**Exercise details**
For each line below that contains the string "true", copy that line.

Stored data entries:
** BEGIN **
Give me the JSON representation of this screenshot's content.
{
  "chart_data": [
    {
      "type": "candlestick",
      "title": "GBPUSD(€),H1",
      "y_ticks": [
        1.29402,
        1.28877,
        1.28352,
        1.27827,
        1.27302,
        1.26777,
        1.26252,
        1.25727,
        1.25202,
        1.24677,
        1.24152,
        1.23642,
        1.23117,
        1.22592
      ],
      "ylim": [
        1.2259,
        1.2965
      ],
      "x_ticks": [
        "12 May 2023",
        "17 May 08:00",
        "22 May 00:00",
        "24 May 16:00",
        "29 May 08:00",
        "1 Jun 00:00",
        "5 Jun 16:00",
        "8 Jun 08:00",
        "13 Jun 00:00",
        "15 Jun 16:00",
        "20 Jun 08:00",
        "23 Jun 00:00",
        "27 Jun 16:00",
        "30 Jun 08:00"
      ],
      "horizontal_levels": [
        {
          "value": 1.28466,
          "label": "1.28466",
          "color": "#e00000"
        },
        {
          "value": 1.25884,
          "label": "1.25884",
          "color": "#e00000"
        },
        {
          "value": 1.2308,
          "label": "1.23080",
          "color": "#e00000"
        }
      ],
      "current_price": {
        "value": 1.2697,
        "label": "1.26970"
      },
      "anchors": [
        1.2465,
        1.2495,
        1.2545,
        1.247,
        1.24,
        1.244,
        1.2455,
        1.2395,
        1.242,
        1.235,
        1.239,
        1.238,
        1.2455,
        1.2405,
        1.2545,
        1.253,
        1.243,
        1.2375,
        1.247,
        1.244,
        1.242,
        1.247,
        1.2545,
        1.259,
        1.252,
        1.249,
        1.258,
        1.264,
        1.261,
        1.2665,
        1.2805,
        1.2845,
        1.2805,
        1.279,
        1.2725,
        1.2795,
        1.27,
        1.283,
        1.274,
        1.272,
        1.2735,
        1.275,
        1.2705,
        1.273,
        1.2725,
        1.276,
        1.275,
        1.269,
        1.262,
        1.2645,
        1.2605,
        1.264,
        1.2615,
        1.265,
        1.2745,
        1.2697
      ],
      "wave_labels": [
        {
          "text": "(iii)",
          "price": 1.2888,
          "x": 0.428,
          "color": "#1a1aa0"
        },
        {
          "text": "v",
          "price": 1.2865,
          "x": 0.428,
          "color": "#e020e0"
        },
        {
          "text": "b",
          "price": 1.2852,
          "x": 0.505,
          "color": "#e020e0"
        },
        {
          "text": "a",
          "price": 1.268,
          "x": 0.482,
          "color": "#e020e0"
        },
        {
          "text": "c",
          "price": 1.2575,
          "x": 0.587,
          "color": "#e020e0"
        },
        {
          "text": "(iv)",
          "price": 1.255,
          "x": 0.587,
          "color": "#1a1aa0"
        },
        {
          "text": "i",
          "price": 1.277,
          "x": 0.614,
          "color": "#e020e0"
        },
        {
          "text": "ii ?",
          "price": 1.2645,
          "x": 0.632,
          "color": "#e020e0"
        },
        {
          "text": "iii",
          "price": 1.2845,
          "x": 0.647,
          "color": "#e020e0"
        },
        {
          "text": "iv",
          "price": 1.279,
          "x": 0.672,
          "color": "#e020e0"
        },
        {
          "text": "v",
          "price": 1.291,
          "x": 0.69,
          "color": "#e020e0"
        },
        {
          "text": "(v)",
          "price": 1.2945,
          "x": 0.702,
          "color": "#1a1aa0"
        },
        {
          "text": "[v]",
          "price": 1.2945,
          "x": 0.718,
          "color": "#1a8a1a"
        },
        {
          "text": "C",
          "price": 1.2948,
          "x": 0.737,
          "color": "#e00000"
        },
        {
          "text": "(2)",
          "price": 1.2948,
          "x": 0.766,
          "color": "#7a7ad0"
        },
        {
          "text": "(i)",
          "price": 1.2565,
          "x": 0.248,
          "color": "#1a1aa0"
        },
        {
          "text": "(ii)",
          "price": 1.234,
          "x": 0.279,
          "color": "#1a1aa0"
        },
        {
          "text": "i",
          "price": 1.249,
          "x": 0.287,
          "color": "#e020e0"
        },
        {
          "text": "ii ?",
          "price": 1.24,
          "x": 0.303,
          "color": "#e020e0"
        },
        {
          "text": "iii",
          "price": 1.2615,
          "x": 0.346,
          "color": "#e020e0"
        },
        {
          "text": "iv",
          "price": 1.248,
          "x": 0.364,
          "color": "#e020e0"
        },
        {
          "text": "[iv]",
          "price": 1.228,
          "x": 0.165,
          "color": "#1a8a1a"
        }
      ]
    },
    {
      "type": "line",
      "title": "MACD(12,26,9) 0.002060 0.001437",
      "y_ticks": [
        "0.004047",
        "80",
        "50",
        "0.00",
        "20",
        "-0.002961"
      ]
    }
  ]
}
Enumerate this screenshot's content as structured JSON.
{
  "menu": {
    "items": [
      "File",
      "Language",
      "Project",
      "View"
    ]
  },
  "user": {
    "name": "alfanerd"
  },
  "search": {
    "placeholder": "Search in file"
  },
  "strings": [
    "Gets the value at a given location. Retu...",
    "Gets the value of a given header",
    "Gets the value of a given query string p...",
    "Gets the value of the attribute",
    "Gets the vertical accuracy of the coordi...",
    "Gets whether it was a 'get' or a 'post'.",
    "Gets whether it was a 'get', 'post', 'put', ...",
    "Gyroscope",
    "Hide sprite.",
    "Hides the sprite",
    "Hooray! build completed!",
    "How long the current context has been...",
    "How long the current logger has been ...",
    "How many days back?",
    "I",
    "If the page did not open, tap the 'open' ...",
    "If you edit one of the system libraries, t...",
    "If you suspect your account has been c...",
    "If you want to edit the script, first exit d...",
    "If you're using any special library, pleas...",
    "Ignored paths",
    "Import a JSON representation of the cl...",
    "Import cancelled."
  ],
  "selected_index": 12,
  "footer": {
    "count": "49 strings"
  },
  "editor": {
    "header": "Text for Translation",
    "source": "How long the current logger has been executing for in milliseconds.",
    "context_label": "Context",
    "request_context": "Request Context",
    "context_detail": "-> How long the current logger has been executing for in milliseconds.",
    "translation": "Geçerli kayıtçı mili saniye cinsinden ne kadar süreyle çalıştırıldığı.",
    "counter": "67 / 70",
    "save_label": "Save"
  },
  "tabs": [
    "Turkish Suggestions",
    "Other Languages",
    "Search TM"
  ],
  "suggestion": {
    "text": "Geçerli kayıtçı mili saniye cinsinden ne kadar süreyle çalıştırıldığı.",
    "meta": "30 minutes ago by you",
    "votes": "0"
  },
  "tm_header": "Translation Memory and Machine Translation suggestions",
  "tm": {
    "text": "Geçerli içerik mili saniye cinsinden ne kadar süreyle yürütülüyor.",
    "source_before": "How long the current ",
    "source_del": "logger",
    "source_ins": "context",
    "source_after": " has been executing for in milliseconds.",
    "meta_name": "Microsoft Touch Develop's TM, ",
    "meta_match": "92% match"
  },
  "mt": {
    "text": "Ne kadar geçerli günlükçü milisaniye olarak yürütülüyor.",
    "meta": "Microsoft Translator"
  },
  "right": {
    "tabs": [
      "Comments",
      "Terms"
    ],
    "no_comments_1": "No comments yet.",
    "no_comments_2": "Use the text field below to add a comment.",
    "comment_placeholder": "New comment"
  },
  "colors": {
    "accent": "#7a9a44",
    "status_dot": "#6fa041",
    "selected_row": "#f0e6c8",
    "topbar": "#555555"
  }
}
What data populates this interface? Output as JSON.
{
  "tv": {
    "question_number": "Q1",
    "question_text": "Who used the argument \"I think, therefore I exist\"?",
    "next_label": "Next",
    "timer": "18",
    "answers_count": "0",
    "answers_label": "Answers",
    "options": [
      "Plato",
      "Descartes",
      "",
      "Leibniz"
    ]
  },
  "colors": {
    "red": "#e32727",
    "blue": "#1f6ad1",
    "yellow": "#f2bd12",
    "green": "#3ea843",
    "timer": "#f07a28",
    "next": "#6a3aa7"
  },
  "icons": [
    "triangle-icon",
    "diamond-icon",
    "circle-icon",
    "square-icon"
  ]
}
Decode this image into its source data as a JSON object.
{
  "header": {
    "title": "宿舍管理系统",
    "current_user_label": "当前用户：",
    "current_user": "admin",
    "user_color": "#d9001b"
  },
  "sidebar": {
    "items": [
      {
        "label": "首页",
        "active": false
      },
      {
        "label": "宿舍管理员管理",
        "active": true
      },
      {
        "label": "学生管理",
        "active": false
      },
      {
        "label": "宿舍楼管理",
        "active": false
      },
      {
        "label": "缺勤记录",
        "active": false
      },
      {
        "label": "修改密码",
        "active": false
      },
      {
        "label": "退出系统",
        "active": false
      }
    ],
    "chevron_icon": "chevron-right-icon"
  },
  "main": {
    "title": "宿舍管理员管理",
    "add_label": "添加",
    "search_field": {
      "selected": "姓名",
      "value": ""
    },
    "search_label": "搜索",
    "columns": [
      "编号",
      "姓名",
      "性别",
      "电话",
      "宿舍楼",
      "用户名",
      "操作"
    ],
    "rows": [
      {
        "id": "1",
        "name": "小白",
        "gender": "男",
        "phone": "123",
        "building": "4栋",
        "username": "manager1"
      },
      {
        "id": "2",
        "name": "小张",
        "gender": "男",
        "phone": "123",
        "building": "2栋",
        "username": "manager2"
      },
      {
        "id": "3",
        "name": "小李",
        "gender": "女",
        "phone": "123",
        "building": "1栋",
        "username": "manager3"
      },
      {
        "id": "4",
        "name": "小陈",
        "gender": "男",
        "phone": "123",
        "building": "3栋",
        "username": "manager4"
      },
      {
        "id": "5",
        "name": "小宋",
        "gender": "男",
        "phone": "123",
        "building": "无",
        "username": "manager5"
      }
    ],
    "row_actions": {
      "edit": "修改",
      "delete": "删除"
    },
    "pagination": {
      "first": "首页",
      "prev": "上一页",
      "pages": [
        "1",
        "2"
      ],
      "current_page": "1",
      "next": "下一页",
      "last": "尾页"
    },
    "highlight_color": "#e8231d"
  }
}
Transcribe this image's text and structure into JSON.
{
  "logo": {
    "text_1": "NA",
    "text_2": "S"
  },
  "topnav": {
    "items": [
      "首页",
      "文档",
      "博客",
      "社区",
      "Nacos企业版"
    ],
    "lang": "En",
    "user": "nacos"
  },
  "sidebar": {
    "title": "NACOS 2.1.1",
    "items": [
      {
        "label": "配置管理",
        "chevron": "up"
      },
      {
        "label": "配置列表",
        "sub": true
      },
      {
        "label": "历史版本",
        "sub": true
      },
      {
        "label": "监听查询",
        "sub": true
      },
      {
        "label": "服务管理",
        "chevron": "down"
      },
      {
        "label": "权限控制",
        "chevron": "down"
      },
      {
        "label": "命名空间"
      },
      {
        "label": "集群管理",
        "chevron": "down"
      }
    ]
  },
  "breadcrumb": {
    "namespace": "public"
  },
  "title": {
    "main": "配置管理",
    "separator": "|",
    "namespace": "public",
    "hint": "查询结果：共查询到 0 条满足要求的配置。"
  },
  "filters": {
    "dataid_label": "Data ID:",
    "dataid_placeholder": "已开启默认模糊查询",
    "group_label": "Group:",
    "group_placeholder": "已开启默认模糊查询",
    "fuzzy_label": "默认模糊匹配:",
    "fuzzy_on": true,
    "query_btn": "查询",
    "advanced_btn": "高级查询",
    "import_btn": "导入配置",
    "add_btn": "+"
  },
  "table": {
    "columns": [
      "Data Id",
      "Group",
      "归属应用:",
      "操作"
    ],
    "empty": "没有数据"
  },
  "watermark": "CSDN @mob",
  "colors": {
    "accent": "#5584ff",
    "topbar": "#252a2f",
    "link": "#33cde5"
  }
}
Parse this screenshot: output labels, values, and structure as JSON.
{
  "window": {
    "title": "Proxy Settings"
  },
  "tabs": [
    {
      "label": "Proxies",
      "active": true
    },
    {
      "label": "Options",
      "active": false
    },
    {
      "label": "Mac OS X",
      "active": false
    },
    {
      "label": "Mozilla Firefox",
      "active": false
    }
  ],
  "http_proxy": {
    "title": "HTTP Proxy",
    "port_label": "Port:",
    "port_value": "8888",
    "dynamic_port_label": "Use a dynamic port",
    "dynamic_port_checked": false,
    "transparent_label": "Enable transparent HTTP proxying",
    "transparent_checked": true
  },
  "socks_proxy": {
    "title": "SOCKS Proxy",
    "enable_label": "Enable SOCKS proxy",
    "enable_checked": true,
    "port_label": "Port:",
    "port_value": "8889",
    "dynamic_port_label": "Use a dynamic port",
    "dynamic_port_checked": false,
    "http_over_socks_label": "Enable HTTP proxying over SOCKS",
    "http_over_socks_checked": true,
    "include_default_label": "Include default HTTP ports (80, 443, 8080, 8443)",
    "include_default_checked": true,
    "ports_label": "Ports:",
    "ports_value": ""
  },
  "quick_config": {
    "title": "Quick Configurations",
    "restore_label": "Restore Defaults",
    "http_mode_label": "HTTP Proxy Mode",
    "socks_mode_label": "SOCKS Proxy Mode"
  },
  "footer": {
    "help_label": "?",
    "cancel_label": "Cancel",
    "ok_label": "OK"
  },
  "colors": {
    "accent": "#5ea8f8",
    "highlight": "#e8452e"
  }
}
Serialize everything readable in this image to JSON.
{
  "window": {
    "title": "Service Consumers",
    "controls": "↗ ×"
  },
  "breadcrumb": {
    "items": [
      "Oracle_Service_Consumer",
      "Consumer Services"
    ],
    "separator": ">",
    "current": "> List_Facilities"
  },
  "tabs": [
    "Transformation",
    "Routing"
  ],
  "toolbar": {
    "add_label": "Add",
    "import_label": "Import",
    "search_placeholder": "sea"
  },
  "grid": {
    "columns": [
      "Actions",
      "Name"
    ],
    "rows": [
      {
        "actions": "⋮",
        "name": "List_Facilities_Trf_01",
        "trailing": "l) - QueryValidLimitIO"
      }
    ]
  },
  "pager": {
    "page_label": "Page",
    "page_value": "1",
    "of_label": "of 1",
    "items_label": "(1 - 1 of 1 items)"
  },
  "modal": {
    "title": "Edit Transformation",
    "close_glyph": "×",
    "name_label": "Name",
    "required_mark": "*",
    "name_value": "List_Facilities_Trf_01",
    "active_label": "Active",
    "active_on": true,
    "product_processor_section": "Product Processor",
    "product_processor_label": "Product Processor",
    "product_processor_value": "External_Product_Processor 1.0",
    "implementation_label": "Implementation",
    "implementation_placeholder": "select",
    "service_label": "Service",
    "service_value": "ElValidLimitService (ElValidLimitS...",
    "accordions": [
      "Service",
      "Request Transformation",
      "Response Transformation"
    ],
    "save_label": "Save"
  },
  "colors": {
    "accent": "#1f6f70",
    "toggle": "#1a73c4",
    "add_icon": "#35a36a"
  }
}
** END **
**Completed exercise**
        "active": true
        "sub": true
        "sub": true
        "sub": true
    "fuzzy_on": true,
      "active": true
    "transparent_checked": true
    "enable_checked": true,
    "http_over_socks_checked": true,
    "include_default_checked": true,
    "active_on": true,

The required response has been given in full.